Stored items:
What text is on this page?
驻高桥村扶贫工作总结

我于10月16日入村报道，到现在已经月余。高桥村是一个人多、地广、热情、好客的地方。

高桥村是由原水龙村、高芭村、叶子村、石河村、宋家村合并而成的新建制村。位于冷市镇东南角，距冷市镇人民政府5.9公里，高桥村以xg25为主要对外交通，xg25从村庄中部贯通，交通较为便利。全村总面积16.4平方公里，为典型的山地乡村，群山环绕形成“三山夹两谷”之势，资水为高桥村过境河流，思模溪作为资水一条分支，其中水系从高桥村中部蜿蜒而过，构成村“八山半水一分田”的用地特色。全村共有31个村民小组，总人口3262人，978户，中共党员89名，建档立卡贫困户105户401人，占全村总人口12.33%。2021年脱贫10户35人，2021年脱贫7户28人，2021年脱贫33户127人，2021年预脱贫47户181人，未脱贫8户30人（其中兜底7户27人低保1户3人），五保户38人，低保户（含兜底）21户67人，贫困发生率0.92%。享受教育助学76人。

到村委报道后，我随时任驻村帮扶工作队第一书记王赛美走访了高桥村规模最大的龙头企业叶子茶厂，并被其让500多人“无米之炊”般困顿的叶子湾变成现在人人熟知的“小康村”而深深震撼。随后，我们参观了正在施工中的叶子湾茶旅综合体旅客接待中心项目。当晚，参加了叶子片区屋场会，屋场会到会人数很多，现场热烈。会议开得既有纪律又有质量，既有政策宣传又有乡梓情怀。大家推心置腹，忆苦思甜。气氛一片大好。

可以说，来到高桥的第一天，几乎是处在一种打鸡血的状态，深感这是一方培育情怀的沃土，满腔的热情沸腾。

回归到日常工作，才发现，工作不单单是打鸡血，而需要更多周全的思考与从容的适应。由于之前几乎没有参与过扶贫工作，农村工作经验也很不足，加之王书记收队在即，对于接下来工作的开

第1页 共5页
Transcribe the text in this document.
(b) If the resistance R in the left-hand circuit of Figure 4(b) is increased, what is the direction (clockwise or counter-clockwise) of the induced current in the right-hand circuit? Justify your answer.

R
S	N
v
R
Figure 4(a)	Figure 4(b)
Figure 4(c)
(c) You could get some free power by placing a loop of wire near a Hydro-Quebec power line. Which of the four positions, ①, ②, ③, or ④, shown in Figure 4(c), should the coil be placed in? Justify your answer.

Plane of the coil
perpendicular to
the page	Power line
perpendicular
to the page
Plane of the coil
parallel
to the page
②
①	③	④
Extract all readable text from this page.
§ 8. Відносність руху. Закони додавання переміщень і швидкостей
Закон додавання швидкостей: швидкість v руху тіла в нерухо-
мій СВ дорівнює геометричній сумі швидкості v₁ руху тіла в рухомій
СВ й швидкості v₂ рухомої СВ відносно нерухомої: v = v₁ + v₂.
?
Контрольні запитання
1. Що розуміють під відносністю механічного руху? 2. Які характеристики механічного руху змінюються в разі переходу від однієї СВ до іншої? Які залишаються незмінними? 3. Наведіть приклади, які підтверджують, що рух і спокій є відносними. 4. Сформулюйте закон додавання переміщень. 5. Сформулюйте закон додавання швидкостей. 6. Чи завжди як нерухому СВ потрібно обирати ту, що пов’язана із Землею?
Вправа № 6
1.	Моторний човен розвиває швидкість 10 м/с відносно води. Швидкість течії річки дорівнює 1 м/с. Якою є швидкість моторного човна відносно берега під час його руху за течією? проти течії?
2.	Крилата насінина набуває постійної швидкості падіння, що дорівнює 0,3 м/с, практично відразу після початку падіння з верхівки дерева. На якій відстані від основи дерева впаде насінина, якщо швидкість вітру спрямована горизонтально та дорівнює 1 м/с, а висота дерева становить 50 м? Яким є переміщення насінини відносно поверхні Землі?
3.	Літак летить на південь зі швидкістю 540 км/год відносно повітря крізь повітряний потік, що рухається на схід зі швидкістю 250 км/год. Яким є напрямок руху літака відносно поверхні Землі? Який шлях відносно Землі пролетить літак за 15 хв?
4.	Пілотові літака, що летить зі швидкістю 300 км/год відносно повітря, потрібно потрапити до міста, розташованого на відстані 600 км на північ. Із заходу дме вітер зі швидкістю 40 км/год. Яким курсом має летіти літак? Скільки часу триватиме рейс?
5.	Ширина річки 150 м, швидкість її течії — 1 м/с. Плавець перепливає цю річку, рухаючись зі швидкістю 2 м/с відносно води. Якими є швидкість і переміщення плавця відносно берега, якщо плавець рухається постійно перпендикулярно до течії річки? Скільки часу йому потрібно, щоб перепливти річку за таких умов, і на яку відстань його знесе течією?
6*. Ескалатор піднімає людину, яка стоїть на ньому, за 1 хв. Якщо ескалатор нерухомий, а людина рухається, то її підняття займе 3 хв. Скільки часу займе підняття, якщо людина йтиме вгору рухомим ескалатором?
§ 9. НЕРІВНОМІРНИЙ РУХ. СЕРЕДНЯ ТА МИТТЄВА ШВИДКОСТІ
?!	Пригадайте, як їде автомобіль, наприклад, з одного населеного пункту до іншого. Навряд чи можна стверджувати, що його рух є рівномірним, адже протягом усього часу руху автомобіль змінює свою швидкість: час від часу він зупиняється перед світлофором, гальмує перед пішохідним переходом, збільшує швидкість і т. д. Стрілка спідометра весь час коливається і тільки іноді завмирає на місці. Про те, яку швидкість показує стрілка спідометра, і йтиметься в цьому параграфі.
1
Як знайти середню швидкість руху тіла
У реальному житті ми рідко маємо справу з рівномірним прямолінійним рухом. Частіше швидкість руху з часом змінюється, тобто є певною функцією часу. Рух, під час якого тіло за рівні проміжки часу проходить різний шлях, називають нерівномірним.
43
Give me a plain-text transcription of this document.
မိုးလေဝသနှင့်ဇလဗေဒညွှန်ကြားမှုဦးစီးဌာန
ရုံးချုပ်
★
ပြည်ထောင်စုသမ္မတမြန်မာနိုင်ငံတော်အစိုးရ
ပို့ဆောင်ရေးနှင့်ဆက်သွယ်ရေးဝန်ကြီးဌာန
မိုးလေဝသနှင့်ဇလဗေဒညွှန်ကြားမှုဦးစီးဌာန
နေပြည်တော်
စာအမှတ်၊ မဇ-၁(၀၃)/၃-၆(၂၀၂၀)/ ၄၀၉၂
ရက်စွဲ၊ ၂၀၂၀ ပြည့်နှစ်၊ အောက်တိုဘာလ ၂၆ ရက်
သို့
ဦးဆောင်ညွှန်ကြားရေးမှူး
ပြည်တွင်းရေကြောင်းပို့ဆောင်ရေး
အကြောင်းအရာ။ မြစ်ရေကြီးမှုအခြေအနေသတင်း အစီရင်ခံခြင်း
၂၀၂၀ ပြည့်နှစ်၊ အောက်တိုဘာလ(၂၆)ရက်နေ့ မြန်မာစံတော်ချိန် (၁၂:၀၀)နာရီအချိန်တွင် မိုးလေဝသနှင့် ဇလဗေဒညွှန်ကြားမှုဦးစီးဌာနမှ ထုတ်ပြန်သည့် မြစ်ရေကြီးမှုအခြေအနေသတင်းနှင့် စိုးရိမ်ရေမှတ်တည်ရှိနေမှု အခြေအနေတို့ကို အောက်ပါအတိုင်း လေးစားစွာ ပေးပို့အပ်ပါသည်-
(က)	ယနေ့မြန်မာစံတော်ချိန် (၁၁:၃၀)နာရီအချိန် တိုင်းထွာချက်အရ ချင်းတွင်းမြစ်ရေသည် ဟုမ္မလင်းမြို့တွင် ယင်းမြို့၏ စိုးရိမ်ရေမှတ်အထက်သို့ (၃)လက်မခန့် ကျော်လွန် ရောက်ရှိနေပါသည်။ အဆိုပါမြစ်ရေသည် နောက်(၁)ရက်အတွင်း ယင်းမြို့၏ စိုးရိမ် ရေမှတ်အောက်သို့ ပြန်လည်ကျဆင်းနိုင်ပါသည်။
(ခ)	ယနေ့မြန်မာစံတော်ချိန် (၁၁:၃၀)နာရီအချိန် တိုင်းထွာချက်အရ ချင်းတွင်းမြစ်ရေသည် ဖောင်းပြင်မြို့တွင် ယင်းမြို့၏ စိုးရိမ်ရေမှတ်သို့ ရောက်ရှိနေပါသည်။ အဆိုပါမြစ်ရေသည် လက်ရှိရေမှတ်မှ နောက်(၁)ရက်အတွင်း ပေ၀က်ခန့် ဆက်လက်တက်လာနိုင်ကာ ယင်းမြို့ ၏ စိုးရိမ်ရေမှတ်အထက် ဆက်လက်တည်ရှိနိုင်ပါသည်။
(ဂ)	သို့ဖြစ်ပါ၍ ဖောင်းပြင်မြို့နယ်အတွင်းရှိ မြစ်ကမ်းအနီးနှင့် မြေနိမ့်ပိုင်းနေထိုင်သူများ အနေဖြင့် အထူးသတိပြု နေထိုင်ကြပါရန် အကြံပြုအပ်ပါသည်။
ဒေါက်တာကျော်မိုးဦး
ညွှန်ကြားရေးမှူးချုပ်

→ Prompt: Identify the lines above with the word "this". Copy them.

→ Answer in full:
What text is on this page?
Transcribe the text in this document.
Extract all readable text from this page.
Give me a plain-text transcription of this document.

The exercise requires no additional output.